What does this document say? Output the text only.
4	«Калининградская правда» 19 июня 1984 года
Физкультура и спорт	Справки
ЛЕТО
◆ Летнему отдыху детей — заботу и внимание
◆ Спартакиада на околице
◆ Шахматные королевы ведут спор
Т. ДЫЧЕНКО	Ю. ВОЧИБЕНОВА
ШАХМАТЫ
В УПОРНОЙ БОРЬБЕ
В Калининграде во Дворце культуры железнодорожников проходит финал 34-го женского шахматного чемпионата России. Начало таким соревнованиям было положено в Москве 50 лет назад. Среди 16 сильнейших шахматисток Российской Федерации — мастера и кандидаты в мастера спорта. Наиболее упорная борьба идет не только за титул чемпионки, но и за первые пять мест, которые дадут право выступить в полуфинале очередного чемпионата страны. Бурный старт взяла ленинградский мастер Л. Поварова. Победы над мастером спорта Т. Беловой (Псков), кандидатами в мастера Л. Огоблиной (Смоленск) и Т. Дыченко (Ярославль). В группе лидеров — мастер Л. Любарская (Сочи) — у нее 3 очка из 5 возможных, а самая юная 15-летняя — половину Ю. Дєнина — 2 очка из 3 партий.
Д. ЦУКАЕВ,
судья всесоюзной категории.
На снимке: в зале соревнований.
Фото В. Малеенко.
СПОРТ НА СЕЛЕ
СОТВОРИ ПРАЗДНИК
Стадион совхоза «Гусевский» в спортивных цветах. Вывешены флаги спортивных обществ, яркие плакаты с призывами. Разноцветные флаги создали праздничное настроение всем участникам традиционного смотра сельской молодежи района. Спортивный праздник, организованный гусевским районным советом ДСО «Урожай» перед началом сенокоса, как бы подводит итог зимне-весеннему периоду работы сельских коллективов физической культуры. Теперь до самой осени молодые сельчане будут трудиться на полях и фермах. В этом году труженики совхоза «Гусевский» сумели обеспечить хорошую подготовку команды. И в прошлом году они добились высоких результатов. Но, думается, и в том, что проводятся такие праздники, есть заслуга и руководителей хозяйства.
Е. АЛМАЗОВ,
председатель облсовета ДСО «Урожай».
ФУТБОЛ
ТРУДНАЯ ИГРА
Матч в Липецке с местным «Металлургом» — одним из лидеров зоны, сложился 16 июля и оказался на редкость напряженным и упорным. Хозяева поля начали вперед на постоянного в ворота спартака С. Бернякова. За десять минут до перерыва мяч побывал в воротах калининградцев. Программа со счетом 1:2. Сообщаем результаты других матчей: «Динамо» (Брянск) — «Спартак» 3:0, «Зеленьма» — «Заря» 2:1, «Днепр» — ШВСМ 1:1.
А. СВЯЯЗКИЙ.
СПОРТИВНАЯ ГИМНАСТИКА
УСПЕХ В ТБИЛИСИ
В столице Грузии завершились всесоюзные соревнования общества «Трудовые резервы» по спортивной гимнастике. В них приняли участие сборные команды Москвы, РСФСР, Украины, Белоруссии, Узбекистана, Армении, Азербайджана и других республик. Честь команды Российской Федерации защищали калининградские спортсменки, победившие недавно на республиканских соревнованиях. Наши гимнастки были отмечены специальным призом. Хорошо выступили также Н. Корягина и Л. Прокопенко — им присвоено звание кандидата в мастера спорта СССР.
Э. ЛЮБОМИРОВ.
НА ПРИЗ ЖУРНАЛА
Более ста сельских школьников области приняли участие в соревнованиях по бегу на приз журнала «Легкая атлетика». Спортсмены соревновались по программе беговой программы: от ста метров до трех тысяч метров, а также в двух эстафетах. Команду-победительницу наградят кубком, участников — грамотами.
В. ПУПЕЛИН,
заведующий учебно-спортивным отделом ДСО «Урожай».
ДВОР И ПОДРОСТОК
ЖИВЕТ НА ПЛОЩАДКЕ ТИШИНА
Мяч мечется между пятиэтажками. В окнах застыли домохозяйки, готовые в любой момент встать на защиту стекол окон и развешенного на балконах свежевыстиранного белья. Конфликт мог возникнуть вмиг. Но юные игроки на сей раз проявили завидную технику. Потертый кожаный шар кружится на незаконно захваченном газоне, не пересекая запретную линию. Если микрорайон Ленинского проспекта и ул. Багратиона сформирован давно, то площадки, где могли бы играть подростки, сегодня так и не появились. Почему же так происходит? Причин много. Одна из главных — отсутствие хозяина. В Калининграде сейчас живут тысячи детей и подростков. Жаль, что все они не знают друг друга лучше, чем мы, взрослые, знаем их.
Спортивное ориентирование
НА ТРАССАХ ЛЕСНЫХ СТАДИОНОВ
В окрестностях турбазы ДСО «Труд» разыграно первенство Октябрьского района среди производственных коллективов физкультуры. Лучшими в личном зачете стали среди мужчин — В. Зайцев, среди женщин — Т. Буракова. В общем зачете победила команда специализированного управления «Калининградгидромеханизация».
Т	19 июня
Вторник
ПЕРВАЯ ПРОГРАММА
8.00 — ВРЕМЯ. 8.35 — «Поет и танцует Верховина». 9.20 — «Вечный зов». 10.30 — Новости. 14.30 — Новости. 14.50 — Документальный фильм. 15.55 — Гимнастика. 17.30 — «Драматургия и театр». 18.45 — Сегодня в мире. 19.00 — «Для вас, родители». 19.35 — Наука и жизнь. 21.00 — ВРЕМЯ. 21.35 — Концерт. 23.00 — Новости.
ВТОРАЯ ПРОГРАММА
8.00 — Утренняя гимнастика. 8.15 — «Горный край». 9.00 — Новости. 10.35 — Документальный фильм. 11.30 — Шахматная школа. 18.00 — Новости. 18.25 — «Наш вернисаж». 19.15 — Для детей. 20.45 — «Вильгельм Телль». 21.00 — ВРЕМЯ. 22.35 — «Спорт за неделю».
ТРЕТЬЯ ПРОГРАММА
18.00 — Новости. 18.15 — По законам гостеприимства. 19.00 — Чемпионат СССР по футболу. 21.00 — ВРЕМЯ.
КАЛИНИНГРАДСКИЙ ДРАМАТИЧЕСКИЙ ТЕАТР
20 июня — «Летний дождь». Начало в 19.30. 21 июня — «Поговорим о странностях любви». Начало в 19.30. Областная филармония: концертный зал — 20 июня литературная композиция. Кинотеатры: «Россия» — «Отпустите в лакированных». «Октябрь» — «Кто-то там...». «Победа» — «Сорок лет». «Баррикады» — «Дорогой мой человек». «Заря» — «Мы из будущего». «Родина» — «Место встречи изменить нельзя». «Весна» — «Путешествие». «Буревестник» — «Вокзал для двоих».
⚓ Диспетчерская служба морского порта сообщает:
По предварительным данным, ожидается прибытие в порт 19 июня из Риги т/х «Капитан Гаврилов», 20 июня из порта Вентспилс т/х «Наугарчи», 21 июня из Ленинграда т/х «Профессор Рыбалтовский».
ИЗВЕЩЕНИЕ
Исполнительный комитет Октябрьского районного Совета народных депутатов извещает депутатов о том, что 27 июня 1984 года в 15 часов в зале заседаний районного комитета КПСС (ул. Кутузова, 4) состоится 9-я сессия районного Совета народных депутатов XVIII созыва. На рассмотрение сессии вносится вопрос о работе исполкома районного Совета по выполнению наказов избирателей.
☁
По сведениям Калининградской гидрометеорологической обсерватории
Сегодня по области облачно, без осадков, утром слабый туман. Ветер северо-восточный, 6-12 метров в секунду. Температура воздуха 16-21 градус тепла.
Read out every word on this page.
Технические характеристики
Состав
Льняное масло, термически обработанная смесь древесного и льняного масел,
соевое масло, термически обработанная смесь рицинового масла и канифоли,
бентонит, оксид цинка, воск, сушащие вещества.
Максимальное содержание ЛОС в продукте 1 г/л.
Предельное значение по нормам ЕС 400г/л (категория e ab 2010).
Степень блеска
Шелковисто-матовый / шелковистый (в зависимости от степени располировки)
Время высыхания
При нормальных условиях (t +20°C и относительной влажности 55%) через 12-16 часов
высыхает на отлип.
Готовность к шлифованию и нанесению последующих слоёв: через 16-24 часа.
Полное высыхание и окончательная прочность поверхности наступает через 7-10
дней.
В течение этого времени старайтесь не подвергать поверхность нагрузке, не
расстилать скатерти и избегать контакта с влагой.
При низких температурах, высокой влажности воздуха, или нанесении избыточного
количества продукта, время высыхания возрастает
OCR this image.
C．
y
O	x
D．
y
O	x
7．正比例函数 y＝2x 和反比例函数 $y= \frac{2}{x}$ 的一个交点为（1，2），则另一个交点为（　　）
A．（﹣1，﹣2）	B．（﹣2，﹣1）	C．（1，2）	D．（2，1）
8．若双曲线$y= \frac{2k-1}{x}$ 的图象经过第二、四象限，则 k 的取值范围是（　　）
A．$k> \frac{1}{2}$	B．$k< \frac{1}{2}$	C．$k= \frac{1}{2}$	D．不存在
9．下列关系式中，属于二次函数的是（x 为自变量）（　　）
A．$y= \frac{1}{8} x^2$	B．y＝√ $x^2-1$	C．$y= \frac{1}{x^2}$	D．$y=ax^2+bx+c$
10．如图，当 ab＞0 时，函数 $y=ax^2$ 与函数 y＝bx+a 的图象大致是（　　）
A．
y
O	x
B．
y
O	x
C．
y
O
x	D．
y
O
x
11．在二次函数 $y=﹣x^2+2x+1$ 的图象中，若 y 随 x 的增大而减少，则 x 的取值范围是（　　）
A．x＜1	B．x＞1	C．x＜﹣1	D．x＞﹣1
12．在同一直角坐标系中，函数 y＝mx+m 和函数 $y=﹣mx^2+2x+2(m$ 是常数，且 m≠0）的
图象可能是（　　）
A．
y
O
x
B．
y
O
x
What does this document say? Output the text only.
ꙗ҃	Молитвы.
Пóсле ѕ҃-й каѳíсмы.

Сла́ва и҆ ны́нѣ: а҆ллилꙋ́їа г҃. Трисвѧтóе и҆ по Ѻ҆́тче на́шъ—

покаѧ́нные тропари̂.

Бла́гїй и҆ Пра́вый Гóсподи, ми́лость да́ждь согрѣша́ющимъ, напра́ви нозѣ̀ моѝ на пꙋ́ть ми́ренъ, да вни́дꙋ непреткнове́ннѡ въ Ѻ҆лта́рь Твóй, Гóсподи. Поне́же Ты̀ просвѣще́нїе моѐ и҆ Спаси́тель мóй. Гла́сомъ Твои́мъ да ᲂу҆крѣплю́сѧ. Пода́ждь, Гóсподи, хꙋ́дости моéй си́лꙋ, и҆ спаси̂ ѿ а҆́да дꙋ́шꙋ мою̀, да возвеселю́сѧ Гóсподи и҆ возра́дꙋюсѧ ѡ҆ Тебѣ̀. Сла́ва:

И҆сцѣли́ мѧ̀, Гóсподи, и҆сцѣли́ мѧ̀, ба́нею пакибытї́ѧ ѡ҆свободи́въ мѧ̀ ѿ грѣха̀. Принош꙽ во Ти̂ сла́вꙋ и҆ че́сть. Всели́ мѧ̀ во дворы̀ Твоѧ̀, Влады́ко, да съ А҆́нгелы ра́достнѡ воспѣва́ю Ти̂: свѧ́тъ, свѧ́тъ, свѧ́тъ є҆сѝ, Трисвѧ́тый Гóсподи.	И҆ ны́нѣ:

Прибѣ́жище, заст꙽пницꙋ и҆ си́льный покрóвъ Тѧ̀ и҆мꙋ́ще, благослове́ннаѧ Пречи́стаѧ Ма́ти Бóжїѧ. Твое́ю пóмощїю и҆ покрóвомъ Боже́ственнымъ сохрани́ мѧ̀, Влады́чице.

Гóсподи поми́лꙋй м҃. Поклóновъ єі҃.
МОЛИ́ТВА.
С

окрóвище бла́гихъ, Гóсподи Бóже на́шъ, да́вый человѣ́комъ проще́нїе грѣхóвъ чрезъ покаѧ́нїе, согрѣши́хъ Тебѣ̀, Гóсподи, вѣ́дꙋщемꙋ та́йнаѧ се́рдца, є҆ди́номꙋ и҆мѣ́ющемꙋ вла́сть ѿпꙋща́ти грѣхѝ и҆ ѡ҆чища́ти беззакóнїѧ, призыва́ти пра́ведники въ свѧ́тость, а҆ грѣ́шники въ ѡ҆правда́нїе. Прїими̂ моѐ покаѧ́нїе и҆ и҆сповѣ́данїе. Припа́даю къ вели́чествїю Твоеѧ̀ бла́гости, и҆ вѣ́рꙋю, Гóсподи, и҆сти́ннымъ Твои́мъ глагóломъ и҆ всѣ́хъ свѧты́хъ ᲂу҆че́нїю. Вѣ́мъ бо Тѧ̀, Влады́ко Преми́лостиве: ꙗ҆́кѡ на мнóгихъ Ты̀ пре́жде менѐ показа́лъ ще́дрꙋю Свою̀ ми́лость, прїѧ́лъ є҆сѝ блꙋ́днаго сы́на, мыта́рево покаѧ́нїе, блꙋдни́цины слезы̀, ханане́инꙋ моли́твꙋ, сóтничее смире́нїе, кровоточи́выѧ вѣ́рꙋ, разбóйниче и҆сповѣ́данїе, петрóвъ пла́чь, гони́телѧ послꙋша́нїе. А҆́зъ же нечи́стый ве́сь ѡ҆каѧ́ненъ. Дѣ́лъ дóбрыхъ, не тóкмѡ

================================

◆ Instruction
Pull every line containing the word "воздуха" out of the entries above.

◆ Right answer
Сегодня по области облачно, без осадков, утром слабый туман. Ветер северо-восточный, 6-12 метров в секунду. Температура воздуха 16-21 градус тепла.
При низких температурах, высокой влажности воздуха, или нанесении избыточного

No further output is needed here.